### Work instructions
Reproduce the data exactly.

Stored records:
■ ■ ■ ■ ■
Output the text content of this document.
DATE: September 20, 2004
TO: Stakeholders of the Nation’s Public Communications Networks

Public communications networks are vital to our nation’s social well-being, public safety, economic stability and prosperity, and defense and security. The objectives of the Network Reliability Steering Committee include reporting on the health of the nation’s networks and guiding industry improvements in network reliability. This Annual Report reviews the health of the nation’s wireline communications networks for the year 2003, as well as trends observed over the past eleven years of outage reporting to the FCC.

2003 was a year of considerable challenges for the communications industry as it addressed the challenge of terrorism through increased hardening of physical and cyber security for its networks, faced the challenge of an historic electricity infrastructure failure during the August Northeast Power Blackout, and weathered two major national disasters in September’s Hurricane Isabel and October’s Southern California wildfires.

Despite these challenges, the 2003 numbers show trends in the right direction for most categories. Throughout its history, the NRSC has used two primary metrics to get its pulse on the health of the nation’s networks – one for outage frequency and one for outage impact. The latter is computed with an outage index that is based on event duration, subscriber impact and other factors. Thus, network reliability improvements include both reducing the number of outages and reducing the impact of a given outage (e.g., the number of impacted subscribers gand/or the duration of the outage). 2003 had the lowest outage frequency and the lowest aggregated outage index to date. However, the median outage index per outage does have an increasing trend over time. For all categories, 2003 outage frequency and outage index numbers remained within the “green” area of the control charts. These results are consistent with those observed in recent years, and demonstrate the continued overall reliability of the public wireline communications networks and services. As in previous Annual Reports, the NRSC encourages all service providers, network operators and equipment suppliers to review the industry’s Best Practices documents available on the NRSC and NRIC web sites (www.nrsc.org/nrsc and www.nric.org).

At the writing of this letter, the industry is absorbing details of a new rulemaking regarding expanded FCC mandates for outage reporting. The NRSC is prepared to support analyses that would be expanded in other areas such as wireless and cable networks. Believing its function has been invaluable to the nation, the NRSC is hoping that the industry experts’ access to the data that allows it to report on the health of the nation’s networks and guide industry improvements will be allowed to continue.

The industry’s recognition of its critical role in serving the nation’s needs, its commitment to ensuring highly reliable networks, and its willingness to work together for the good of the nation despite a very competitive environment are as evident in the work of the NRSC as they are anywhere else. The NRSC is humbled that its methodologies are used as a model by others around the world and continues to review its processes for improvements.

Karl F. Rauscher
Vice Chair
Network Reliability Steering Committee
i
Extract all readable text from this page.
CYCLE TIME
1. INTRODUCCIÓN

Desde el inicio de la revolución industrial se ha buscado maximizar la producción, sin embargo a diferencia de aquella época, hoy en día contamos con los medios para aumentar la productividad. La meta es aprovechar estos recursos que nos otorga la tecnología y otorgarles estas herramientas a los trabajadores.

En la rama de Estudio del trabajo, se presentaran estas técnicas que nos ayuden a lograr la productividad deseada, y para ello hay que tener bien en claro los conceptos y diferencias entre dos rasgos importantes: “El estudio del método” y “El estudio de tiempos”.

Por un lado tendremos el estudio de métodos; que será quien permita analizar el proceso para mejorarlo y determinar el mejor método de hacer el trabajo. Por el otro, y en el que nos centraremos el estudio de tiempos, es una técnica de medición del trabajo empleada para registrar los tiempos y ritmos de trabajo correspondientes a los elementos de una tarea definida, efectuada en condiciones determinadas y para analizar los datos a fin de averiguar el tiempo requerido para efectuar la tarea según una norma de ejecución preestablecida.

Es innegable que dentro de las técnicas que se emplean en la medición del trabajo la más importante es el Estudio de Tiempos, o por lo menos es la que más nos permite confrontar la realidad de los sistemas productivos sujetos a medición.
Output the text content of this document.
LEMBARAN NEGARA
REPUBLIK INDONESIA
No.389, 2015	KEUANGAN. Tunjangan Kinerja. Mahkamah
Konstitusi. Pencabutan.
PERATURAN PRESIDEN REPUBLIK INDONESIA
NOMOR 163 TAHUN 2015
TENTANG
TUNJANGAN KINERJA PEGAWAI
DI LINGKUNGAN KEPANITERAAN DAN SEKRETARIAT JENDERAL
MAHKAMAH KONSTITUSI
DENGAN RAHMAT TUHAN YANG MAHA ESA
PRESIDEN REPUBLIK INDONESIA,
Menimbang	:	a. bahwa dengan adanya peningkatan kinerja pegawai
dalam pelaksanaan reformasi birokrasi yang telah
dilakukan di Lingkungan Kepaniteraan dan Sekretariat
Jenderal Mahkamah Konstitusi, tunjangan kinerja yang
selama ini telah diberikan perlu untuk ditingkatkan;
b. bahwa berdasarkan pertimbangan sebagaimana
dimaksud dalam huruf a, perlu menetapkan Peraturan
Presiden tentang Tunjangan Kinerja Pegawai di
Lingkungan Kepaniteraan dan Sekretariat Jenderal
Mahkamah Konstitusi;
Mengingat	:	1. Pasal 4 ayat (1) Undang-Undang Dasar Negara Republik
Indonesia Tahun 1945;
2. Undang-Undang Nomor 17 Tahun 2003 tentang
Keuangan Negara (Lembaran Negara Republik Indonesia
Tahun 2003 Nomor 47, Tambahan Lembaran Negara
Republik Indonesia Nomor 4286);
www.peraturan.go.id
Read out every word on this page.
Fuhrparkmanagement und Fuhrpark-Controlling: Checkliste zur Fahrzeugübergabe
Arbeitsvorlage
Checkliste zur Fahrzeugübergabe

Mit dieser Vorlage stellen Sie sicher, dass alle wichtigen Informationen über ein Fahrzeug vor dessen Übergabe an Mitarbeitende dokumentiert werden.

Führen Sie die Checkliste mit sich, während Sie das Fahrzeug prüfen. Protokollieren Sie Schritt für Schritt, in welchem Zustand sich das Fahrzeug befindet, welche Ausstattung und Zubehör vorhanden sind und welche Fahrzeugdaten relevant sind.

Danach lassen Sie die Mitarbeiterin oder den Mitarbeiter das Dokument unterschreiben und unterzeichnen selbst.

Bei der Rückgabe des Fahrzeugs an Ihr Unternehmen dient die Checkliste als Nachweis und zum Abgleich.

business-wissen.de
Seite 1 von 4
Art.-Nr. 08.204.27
■ ■ ■ ■ ■
### Exercise solution
Output the text content of this document.
DATE: September 20, 2004
TO: Stakeholders of the Nation’s Public Communications Networks

Public communications networks are vital to our nation’s social well-being, public safety, economic stability and prosperity, and defense and security. The objectives of the Network Reliability Steering Committee include reporting on the health of the nation’s networks and guiding industry improvements in network reliability. This Annual Report reviews the health of the nation’s wireline communications networks for the year 2003, as well as trends observed over the past eleven years of outage reporting to the FCC.

2003 was a year of considerable challenges for the communications industry as it addressed the challenge of terrorism through increased hardening of physical and cyber security for its networks, faced the challenge of an historic electricity infrastructure failure during the August Northeast Power Blackout, and weathered two major national disasters in September’s Hurricane Isabel and October’s Southern California wildfires.

Despite these challenges, the 2003 numbers show trends in the right direction for most categories. Throughout its history, the NRSC has used two primary metrics to get its pulse on the health of the nation’s networks – one for outage frequency and one for outage impact. The latter is computed with an outage index that is based on event duration, subscriber impact and other factors. Thus, network reliability improvements include both reducing the number of outages and reducing the impact of a given outage (e.g., the number of impacted subscribers gand/or the duration of the outage). 2003 had the lowest outage frequency and the lowest aggregated outage index to date. However, the median outage index per outage does have an increasing trend over time. For all categories, 2003 outage frequency and outage index numbers remained within the “green” area of the control charts. These results are consistent with those observed in recent years, and demonstrate the continued overall reliability of the public wireline communications networks and services. As in previous Annual Reports, the NRSC encourages all service providers, network operators and equipment suppliers to review the industry’s Best Practices documents available on the NRSC and NRIC web sites (www.nrsc.org/nrsc and www.nric.org).

At the writing of this letter, the industry is absorbing details of a new rulemaking regarding expanded FCC mandates for outage reporting. The NRSC is prepared to support analyses that would be expanded in other areas such as wireless and cable networks. Believing its function has been invaluable to the nation, the NRSC is hoping that the industry experts’ access to the data that allows it to report on the health of the nation’s networks and guide industry improvements will be allowed to continue.

The industry’s recognition of its critical role in serving the nation’s needs, its commitment to ensuring highly reliable networks, and its willingness to work together for the good of the nation despite a very competitive environment are as evident in the work of the NRSC as they are anywhere else. The NRSC is humbled that its methodologies are used as a model by others around the world and continues to review its processes for improvements.

Karl F. Rauscher
Vice Chair
Network Reliability Steering Committee
i
Extract all readable text from this page.
CYCLE TIME
1. INTRODUCCIÓN

Desde el inicio de la revolución industrial se ha buscado maximizar la producción, sin embargo a diferencia de aquella época, hoy en día contamos con los medios para aumentar la productividad. La meta es aprovechar estos recursos que nos otorga la tecnología y otorgarles estas herramientas a los trabajadores.

En la rama de Estudio del trabajo, se presentaran estas técnicas que nos ayuden a lograr la productividad deseada, y para ello hay que tener bien en claro los conceptos y diferencias entre dos rasgos importantes: “El estudio del método” y “El estudio de tiempos”.

Por un lado tendremos el estudio de métodos; que será quien permita analizar el proceso para mejorarlo y determinar el mejor método de hacer el trabajo. Por el otro, y en el que nos centraremos el estudio de tiempos, es una técnica de medición del trabajo empleada para registrar los tiempos y ritmos de trabajo correspondientes a los elementos de una tarea definida, efectuada en condiciones determinadas y para analizar los datos a fin de averiguar el tiempo requerido para efectuar la tarea según una norma de ejecución preestablecida.

Es innegable que dentro de las técnicas que se emplean en la medición del trabajo la más importante es el Estudio de Tiempos, o por lo menos es la que más nos permite confrontar la realidad de los sistemas productivos sujetos a medición.
Output the text content of this document.
LEMBARAN NEGARA
REPUBLIK INDONESIA
No.389, 2015	KEUANGAN. Tunjangan Kinerja. Mahkamah
Konstitusi. Pencabutan.
PERATURAN PRESIDEN REPUBLIK INDONESIA
NOMOR 163 TAHUN 2015
TENTANG
TUNJANGAN KINERJA PEGAWAI
DI LINGKUNGAN KEPANITERAAN DAN SEKRETARIAT JENDERAL
MAHKAMAH KONSTITUSI
DENGAN RAHMAT TUHAN YANG MAHA ESA
PRESIDEN REPUBLIK INDONESIA,
Menimbang	:	a. bahwa dengan adanya peningkatan kinerja pegawai
dalam pelaksanaan reformasi birokrasi yang telah
dilakukan di Lingkungan Kepaniteraan dan Sekretariat
Jenderal Mahkamah Konstitusi, tunjangan kinerja yang
selama ini telah diberikan perlu untuk ditingkatkan;
b. bahwa berdasarkan pertimbangan sebagaimana
dimaksud dalam huruf a, perlu menetapkan Peraturan
Presiden tentang Tunjangan Kinerja Pegawai di
Lingkungan Kepaniteraan dan Sekretariat Jenderal
Mahkamah Konstitusi;
Mengingat	:	1. Pasal 4 ayat (1) Undang-Undang Dasar Negara Republik
Indonesia Tahun 1945;
2. Undang-Undang Nomor 17 Tahun 2003 tentang
Keuangan Negara (Lembaran Negara Republik Indonesia
Tahun 2003 Nomor 47, Tambahan Lembaran Negara
Republik Indonesia Nomor 4286);
www.peraturan.go.id
Read out every word on this page.
Fuhrparkmanagement und Fuhrpark-Controlling: Checkliste zur Fahrzeugübergabe
Arbeitsvorlage
Checkliste zur Fahrzeugübergabe

Mit dieser Vorlage stellen Sie sicher, dass alle wichtigen Informationen über ein Fahrzeug vor dessen Übergabe an Mitarbeitende dokumentiert werden.

Führen Sie die Checkliste mit sich, während Sie das Fahrzeug prüfen. Protokollieren Sie Schritt für Schritt, in welchem Zustand sich das Fahrzeug befindet, welche Ausstattung und Zubehör vorhanden sind und welche Fahrzeugdaten relevant sind.

Danach lassen Sie die Mitarbeiterin oder den Mitarbeiter das Dokument unterschreiben und unterzeichnen selbst.

Bei der Rückgabe des Fahrzeugs an Ihr Unternehmen dient die Checkliste als Nachweis und zum Abgleich.

business-wissen.de
Seite 1 von 4
Art.-Nr. 08.204.27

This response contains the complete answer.